(Source records):

↓↓↓

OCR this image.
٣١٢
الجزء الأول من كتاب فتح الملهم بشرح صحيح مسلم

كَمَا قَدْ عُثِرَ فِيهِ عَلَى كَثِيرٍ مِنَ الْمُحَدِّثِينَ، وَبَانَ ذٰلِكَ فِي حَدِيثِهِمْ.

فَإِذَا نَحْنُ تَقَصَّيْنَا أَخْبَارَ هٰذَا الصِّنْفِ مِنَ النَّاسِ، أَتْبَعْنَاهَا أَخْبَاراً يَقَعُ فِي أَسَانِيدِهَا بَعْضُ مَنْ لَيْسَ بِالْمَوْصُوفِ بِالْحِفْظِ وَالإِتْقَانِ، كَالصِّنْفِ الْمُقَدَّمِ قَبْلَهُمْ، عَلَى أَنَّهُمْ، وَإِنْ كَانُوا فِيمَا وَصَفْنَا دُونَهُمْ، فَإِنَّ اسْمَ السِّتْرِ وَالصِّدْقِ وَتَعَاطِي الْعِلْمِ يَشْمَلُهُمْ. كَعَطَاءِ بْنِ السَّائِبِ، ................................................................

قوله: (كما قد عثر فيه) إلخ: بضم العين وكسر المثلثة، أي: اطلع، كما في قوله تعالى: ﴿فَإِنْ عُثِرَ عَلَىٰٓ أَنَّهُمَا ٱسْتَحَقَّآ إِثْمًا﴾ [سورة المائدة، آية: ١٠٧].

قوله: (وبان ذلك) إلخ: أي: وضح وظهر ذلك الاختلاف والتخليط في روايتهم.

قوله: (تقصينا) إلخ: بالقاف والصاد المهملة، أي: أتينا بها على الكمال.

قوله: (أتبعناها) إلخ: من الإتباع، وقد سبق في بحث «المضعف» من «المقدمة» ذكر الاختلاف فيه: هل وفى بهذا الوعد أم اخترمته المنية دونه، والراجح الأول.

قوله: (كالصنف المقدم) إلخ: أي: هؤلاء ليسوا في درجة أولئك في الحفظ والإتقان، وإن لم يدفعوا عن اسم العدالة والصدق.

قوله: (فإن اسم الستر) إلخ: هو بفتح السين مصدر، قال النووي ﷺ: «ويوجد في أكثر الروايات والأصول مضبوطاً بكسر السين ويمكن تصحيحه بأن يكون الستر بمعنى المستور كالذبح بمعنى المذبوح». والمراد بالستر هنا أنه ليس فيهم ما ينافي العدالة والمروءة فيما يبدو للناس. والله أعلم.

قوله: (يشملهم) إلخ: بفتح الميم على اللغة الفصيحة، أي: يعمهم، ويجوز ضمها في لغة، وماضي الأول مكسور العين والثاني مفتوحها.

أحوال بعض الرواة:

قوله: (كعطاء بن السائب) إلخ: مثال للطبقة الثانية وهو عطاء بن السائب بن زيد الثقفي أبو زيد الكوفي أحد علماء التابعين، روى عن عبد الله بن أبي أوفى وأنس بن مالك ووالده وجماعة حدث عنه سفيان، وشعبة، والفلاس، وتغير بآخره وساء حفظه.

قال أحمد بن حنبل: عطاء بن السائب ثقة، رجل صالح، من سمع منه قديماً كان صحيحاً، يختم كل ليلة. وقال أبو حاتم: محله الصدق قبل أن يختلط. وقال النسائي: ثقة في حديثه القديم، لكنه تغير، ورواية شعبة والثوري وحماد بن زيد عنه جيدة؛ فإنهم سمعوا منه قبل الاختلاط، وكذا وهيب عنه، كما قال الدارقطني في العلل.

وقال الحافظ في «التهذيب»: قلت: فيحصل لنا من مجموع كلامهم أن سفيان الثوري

↑↑↑

(Stated exercise): From the records above, extract every line exactly as it stands.

(Answer):
OCR this image.
٣١٢
الجزء الأول من كتاب فتح الملهم بشرح صحيح مسلم

كَمَا قَدْ عُثِرَ فِيهِ عَلَى كَثِيرٍ مِنَ الْمُحَدِّثِينَ، وَبَانَ ذٰلِكَ فِي حَدِيثِهِمْ.

فَإِذَا نَحْنُ تَقَصَّيْنَا أَخْبَارَ هٰذَا الصِّنْفِ مِنَ النَّاسِ، أَتْبَعْنَاهَا أَخْبَاراً يَقَعُ فِي أَسَانِيدِهَا بَعْضُ مَنْ لَيْسَ بِالْمَوْصُوفِ بِالْحِفْظِ وَالإِتْقَانِ، كَالصِّنْفِ الْمُقَدَّمِ قَبْلَهُمْ، عَلَى أَنَّهُمْ، وَإِنْ كَانُوا فِيمَا وَصَفْنَا دُونَهُمْ، فَإِنَّ اسْمَ السِّتْرِ وَالصِّدْقِ وَتَعَاطِي الْعِلْمِ يَشْمَلُهُمْ. كَعَطَاءِ بْنِ السَّائِبِ، ................................................................

قوله: (كما قد عثر فيه) إلخ: بضم العين وكسر المثلثة، أي: اطلع، كما في قوله تعالى: ﴿فَإِنْ عُثِرَ عَلَىٰٓ أَنَّهُمَا ٱسْتَحَقَّآ إِثْمًا﴾ [سورة المائدة، آية: ١٠٧].

قوله: (وبان ذلك) إلخ: أي: وضح وظهر ذلك الاختلاف والتخليط في روايتهم.

قوله: (تقصينا) إلخ: بالقاف والصاد المهملة، أي: أتينا بها على الكمال.

قوله: (أتبعناها) إلخ: من الإتباع، وقد سبق في بحث «المضعف» من «المقدمة» ذكر الاختلاف فيه: هل وفى بهذا الوعد أم اخترمته المنية دونه، والراجح الأول.

قوله: (كالصنف المقدم) إلخ: أي: هؤلاء ليسوا في درجة أولئك في الحفظ والإتقان، وإن لم يدفعوا عن اسم العدالة والصدق.

قوله: (فإن اسم الستر) إلخ: هو بفتح السين مصدر، قال النووي ﷺ: «ويوجد في أكثر الروايات والأصول مضبوطاً بكسر السين ويمكن تصحيحه بأن يكون الستر بمعنى المستور كالذبح بمعنى المذبوح». والمراد بالستر هنا أنه ليس فيهم ما ينافي العدالة والمروءة فيما يبدو للناس. والله أعلم.

قوله: (يشملهم) إلخ: بفتح الميم على اللغة الفصيحة، أي: يعمهم، ويجوز ضمها في لغة، وماضي الأول مكسور العين والثاني مفتوحها.

أحوال بعض الرواة:

قوله: (كعطاء بن السائب) إلخ: مثال للطبقة الثانية وهو عطاء بن السائب بن زيد الثقفي أبو زيد الكوفي أحد علماء التابعين، روى عن عبد الله بن أبي أوفى وأنس بن مالك ووالده وجماعة حدث عنه سفيان، وشعبة، والفلاس، وتغير بآخره وساء حفظه.

قال أحمد بن حنبل: عطاء بن السائب ثقة، رجل صالح، من سمع منه قديماً كان صحيحاً، يختم كل ليلة. وقال أبو حاتم: محله الصدق قبل أن يختلط. وقال النسائي: ثقة في حديثه القديم، لكنه تغير، ورواية شعبة والثوري وحماد بن زيد عنه جيدة؛ فإنهم سمعوا منه قبل الاختلاط، وكذا وهيب عنه، كما قال الدارقطني في العلل.

وقال الحافظ في «التهذيب»: قلت: فيحصل لنا من مجموع كلامهم أن سفيان الثوري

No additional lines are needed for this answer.